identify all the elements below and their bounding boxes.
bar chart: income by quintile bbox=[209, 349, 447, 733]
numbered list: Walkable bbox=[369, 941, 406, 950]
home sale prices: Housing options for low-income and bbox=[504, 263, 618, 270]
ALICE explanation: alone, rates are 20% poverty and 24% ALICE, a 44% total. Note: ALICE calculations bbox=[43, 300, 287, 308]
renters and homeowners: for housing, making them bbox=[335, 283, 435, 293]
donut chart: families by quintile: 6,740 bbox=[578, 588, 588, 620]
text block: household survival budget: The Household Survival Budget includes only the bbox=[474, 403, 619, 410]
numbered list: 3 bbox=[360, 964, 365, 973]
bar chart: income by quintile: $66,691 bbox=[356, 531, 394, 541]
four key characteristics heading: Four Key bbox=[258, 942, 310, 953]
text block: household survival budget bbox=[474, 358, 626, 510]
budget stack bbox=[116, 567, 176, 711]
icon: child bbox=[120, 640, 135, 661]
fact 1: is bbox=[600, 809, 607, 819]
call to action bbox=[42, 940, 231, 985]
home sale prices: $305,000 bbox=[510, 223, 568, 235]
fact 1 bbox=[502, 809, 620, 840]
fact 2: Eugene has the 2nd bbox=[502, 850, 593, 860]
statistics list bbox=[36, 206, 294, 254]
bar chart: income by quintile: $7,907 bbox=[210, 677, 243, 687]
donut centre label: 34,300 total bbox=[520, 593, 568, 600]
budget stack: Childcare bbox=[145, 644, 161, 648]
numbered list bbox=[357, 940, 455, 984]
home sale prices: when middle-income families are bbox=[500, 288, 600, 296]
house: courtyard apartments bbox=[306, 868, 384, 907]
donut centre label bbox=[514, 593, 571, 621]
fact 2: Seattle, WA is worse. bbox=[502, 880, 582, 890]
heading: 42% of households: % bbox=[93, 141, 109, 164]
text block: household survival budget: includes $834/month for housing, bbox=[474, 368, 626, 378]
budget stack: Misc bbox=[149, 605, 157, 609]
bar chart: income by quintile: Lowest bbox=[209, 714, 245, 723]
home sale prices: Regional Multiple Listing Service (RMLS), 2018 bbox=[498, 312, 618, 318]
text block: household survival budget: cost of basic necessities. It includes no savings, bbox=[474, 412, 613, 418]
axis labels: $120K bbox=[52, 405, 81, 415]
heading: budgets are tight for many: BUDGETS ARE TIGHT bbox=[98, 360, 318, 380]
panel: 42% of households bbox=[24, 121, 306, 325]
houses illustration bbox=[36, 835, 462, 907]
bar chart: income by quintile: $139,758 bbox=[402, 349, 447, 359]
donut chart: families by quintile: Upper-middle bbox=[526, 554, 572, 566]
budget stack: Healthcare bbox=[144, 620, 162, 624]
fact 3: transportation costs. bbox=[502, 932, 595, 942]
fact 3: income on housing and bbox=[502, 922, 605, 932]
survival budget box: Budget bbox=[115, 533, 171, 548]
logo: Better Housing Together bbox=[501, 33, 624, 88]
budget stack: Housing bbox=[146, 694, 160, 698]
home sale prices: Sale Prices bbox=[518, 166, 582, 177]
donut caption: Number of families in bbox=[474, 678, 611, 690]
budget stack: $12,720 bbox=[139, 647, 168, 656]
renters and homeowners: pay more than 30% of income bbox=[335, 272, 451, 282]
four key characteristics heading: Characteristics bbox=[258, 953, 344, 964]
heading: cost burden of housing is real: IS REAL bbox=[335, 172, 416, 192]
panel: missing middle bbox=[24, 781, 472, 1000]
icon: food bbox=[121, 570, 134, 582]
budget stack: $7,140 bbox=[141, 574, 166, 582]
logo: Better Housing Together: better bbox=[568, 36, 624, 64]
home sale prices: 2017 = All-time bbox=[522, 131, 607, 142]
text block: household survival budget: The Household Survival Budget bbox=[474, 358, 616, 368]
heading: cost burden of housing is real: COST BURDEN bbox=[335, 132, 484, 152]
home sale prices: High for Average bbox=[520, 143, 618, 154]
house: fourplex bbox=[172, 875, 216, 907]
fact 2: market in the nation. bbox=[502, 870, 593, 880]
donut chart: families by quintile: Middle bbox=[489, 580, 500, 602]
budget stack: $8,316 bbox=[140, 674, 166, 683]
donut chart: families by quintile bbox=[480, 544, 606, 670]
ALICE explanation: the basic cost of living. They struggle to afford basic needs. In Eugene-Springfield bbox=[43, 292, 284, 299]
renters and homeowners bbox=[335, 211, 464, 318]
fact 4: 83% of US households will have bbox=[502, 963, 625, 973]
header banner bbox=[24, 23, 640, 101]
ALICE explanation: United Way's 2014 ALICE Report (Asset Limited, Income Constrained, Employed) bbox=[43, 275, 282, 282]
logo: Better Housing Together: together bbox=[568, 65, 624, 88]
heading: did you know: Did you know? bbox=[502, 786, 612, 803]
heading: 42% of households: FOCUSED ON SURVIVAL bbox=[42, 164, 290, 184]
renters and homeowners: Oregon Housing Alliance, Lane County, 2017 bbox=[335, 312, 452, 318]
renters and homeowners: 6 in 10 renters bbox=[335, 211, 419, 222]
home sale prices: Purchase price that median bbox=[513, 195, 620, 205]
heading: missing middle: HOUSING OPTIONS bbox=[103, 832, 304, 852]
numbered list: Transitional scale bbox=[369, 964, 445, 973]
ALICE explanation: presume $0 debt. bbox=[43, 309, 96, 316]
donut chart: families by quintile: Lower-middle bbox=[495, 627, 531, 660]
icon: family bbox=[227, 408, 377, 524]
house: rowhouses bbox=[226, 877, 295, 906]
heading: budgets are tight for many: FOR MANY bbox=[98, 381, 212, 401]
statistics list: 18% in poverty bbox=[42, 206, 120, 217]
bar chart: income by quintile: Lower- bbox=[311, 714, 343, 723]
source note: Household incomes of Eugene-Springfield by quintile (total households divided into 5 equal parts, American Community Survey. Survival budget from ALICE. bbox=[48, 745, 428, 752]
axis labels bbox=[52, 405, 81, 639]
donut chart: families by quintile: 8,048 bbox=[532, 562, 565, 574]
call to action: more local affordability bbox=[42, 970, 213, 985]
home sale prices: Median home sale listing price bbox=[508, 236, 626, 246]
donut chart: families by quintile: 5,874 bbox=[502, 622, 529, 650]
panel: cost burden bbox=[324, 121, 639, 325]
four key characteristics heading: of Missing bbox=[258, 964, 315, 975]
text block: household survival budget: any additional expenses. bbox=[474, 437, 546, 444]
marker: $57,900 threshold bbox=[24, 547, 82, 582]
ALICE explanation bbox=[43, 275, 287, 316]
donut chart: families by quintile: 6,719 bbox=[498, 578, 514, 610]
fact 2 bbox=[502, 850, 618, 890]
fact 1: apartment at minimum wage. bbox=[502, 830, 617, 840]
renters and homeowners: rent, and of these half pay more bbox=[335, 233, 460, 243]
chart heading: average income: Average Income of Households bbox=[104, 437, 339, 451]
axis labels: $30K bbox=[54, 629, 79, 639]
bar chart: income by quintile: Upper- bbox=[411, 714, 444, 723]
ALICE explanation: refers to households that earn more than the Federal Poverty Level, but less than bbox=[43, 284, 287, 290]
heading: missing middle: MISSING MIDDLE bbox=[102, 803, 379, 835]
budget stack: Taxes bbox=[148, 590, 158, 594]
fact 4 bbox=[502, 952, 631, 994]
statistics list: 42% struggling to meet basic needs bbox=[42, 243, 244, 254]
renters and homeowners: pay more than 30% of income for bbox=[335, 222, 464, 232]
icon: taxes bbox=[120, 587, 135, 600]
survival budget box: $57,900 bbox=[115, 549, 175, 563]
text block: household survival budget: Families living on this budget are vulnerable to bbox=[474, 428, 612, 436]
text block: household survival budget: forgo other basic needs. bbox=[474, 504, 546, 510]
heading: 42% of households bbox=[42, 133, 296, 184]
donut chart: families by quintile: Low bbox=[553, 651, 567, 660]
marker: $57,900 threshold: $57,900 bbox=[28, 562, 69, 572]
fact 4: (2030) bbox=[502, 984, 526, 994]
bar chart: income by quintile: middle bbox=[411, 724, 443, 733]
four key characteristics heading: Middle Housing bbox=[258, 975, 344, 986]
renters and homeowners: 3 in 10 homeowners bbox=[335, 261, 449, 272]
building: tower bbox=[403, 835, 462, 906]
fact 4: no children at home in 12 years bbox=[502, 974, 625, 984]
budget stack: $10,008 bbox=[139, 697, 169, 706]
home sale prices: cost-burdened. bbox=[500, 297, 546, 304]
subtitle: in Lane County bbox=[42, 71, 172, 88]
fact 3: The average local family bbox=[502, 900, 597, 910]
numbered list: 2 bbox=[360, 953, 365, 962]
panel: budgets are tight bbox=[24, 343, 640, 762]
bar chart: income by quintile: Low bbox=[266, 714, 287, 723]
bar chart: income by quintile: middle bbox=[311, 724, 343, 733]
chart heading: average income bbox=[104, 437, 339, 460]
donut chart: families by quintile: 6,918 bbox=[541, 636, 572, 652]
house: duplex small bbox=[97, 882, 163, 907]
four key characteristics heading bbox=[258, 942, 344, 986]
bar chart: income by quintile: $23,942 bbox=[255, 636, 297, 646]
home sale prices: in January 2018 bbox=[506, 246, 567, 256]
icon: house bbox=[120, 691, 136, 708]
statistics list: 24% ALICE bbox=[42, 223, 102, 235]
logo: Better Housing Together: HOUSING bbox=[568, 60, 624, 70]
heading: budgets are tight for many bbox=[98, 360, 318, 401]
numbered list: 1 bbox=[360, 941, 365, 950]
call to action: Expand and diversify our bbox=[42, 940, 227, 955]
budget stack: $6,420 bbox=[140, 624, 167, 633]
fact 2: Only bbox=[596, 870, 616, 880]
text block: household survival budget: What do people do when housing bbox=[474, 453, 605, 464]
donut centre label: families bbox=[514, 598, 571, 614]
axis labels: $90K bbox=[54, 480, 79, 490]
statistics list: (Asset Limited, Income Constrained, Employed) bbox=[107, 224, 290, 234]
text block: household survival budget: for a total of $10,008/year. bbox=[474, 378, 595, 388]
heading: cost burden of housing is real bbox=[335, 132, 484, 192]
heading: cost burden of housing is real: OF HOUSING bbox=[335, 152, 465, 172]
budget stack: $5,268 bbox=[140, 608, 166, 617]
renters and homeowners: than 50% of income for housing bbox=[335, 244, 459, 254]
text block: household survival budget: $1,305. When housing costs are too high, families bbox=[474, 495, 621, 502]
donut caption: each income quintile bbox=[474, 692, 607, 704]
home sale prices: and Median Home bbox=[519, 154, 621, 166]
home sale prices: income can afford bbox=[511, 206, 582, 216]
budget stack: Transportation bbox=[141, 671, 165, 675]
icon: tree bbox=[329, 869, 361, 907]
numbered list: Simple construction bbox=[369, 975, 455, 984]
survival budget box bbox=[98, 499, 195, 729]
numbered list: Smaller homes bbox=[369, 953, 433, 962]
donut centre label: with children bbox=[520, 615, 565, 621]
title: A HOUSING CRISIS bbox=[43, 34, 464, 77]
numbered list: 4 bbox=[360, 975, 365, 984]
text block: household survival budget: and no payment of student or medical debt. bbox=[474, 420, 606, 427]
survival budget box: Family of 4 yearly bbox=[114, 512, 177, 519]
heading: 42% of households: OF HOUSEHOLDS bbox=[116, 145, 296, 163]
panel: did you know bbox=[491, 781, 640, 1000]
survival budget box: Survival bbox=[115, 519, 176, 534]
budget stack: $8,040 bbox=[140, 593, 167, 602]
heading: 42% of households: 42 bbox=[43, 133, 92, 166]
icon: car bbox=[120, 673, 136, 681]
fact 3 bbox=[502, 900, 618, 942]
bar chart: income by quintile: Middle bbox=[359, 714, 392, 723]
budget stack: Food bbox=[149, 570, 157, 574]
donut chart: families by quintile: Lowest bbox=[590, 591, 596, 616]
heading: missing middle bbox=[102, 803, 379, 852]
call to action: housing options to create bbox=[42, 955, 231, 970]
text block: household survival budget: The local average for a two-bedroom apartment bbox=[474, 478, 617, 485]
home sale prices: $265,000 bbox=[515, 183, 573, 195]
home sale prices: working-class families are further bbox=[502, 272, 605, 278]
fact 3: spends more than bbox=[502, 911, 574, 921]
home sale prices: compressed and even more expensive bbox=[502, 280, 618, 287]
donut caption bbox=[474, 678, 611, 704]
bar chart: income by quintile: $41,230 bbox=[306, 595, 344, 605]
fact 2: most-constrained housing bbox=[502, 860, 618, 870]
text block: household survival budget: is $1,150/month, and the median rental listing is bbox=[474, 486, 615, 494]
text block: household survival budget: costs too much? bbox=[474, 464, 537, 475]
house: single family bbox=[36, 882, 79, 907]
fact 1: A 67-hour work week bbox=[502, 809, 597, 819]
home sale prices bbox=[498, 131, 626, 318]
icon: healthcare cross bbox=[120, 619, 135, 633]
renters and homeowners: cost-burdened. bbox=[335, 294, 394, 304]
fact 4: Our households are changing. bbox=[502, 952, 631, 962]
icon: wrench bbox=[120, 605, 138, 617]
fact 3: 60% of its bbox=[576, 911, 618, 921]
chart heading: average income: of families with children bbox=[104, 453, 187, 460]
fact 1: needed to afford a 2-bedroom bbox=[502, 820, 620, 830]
..........
#### EXERCISE GOAL:
Rewrite the entries as a Markdown table with the columns Row and Line, skipping blank lines and covering only the part that runs from the start of the entries through the line containing "heading: 42% of households: %".

#### ANSWER TO THIS EXERCISE:
| Row | Line |
|---|---|
| 1 | identify all the elements below and their bounding boxes. |
| 2 | bar chart: income by quintile bbox=[209, 349, 447, 733] |
| 3 | numbered list: Walkable bbox=[369, 941, 406, 950] |
| 4 | home sale prices: Housing options for low-income and bbox=[504, 263, 618, 270] |
| 5 | ALICE explanation: alone, rates are 20% poverty and 24% ALICE, a 44% total. Note: ALICE calculations bbox=[43, 300, 287, 308] |
| 6 | renters and homeowners: for housing, making them bbox=[335, 283, 435, 293] |
| 7 | donut chart: families by quintile: 6,740 bbox=[578, 588, 588, 620] |
| 8 | text block: household survival budget: The Household Survival Budget includes only the bbox=[474, 403, 619, 410] |
| 9 | numbered list: 3 bbox=[360, 964, 365, 973] |
| 10 | bar chart: income by quintile: $66,691 bbox=[356, 531, 394, 541] |
| 11 | four key characteristics heading: Four Key bbox=[258, 942, 310, 953] |
| 12 | text block: household survival budget bbox=[474, 358, 626, 510] |
| 13 | budget stack bbox=[116, 567, 176, 711] |
| 14 | icon: child bbox=[120, 640, 135, 661] |
| 15 | fact 1: is bbox=[600, 809, 607, 819] |
| 16 | call to action bbox=[42, 940, 231, 985] |
| 17 | home sale prices: $305,000 bbox=[510, 223, 568, 235] |
| 18 | fact 1 bbox=[502, 809, 620, 840] |
| 19 | fact 2: Eugene has the 2nd bbox=[502, 850, 593, 860] |
| 20 | statistics list bbox=[36, 206, 294, 254] |
| 21 | bar chart: income by quintile: $7,907 bbox=[210, 677, 243, 687] |
| 22 | donut centre label: 34,300 total bbox=[520, 593, 568, 600] |
| 23 | budget stack: Childcare bbox=[145, 644, 161, 648] |
| 24 | numbered list bbox=[357, 940, 455, 984] |
| 25 | home sale prices: when middle-income families are bbox=[500, 288, 600, 296] |
| 26 | house: courtyard apartments bbox=[306, 868, 384, 907] |
| 27 | donut centre label bbox=[514, 593, 571, 621] |
| 28 | fact 2: Seattle, WA is worse. bbox=[502, 880, 582, 890] |
| 29 | heading: 42% of households: % bbox=[93, 141, 109, 164] |